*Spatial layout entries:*
◇ ◇ ◇ ◇
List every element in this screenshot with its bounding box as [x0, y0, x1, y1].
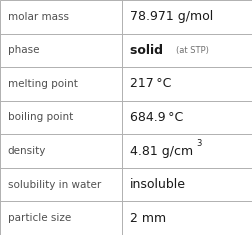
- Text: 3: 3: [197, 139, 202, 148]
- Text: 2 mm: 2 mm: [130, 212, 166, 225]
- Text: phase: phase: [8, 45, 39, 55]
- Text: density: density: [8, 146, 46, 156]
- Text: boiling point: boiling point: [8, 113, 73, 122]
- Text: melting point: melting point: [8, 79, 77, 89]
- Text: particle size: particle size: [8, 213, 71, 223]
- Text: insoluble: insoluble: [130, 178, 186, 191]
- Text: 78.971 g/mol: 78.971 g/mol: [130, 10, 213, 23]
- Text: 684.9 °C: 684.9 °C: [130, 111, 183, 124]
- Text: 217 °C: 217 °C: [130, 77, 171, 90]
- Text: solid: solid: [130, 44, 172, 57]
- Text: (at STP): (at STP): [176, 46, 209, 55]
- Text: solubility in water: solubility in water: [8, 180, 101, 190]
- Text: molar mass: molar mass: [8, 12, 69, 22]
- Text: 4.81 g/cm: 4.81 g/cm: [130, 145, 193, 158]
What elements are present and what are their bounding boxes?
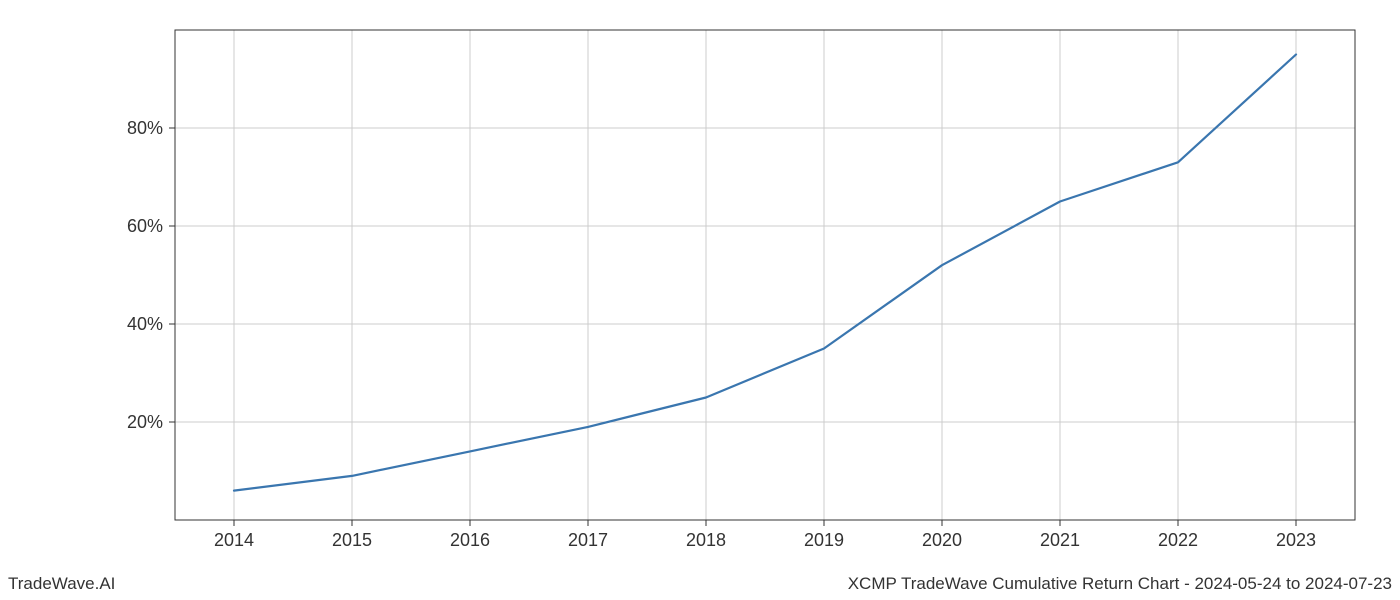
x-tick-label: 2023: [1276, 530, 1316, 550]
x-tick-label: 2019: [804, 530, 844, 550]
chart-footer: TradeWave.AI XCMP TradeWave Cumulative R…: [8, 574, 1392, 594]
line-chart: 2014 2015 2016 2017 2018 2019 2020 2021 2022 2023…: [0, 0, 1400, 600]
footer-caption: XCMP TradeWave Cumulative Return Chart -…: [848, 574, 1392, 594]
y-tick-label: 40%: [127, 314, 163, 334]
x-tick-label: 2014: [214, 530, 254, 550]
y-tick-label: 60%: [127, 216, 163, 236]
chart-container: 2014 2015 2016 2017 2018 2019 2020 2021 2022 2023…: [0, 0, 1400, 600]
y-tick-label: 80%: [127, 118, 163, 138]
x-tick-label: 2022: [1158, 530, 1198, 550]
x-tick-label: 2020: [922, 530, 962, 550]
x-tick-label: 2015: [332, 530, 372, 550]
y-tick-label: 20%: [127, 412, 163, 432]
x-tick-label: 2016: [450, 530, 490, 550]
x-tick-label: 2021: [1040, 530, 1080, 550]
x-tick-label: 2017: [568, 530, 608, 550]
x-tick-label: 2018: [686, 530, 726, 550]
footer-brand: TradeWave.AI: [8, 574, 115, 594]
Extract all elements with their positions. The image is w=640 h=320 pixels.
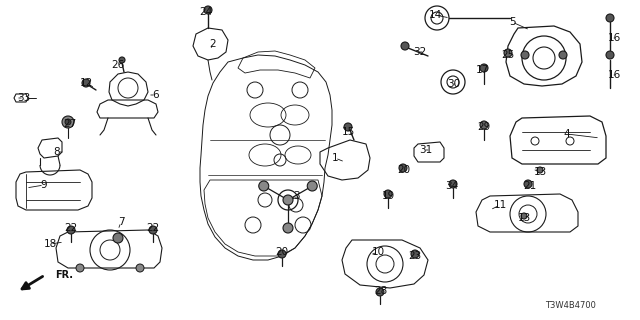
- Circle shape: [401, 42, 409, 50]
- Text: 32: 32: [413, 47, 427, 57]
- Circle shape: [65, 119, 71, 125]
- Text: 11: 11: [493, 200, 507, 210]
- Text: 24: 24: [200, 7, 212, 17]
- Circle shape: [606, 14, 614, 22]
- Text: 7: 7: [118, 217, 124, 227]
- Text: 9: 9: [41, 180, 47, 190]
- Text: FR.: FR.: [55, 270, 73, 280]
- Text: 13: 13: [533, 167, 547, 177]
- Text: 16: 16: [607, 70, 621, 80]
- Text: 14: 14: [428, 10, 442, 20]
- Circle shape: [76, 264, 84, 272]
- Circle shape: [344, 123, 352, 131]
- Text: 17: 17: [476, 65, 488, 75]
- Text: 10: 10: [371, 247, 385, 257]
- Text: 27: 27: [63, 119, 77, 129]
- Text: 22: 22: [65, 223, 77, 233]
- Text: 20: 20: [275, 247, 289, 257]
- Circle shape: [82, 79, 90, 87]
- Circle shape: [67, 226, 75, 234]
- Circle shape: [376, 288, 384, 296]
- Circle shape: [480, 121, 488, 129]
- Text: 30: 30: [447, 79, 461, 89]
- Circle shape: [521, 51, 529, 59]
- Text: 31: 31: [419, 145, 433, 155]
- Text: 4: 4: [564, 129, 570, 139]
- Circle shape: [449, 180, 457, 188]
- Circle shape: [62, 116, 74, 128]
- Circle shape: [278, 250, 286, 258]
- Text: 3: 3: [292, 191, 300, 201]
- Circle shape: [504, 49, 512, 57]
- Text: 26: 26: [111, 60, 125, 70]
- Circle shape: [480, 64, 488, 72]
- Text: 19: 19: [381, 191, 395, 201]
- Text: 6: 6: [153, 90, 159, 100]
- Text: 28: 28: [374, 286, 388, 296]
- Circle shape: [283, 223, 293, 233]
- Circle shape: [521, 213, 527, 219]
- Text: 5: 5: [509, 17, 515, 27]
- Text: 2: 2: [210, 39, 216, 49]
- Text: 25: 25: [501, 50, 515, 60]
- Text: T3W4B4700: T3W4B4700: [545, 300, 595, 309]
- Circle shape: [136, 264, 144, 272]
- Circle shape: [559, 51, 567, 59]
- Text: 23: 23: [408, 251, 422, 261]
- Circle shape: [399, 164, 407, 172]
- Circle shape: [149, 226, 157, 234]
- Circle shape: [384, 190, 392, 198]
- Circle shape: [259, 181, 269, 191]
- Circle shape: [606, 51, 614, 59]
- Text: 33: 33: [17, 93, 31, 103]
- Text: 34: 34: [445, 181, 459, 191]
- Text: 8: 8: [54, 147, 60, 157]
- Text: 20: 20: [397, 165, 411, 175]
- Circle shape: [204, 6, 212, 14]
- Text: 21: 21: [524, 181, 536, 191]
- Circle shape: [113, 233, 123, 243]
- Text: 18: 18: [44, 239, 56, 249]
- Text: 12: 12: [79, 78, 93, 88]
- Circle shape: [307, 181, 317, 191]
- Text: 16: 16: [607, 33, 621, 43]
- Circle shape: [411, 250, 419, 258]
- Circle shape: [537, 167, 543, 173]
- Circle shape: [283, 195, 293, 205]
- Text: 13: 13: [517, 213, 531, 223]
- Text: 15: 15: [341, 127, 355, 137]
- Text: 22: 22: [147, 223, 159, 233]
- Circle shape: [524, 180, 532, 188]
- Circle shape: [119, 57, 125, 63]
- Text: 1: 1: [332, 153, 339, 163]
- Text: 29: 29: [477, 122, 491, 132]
◇ ◇ ◇ ◇
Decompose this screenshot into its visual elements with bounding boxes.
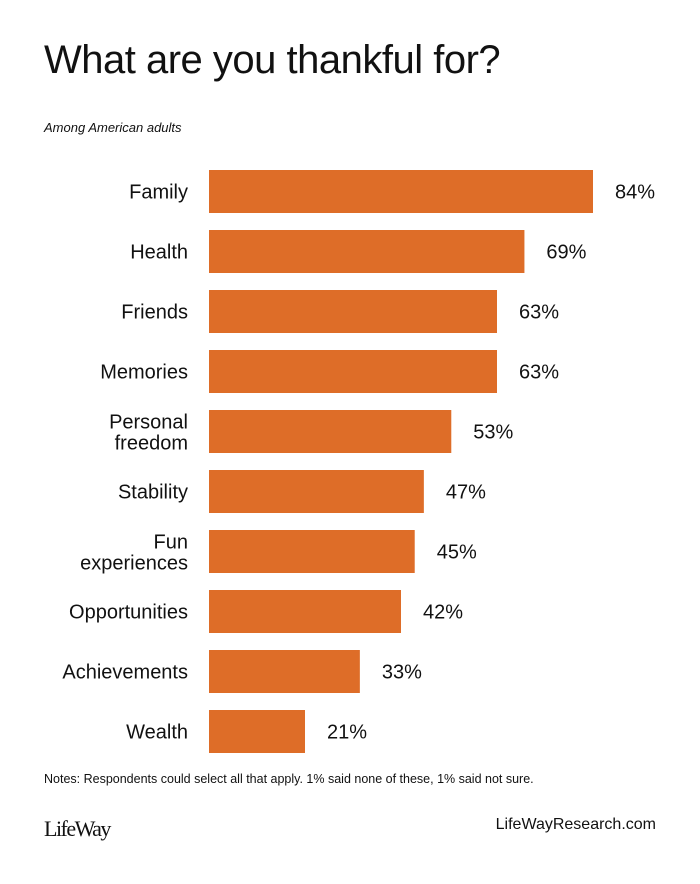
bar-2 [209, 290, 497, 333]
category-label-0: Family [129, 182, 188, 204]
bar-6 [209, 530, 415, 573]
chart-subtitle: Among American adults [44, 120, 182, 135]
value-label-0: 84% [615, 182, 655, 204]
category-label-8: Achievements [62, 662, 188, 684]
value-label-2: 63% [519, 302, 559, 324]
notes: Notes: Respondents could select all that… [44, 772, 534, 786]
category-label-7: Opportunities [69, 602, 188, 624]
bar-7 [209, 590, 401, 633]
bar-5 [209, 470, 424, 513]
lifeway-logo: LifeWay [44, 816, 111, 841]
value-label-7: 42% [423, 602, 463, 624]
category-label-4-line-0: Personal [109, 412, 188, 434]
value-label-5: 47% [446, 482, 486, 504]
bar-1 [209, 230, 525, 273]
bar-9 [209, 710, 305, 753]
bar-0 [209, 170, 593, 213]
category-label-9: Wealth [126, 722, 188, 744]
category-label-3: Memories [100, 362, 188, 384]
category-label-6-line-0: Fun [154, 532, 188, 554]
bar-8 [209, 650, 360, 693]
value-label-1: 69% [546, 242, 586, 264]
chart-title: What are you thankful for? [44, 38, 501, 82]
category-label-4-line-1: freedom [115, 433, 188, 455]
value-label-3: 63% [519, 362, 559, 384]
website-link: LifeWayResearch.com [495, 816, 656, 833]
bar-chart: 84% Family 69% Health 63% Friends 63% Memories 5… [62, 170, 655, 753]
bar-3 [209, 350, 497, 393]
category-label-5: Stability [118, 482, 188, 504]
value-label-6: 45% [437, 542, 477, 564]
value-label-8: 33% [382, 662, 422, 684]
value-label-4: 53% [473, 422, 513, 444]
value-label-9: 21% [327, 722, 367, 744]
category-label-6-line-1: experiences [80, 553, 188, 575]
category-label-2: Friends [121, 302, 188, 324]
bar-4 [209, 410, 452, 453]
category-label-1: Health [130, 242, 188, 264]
◇ ◇ ◇ ◇
*Work to do:* Please reproduce the lines of the listing above without changes, beginning at the line that contains "- Text: 3: 3: [197, 139, 202, 148]" and ending after the line that contains "- Text: melting".

*Written answer:*
- Text: 3: 3: [197, 139, 202, 148]
- Text: 2 mm: 2 mm: [130, 212, 166, 225]
- Text: phase: phase: [8, 45, 39, 55]
- Text: density: density: [8, 146, 46, 156]
- Text: boiling point: boiling point: [8, 113, 73, 122]
- Text: melting point: melting point: [8, 79, 77, 89]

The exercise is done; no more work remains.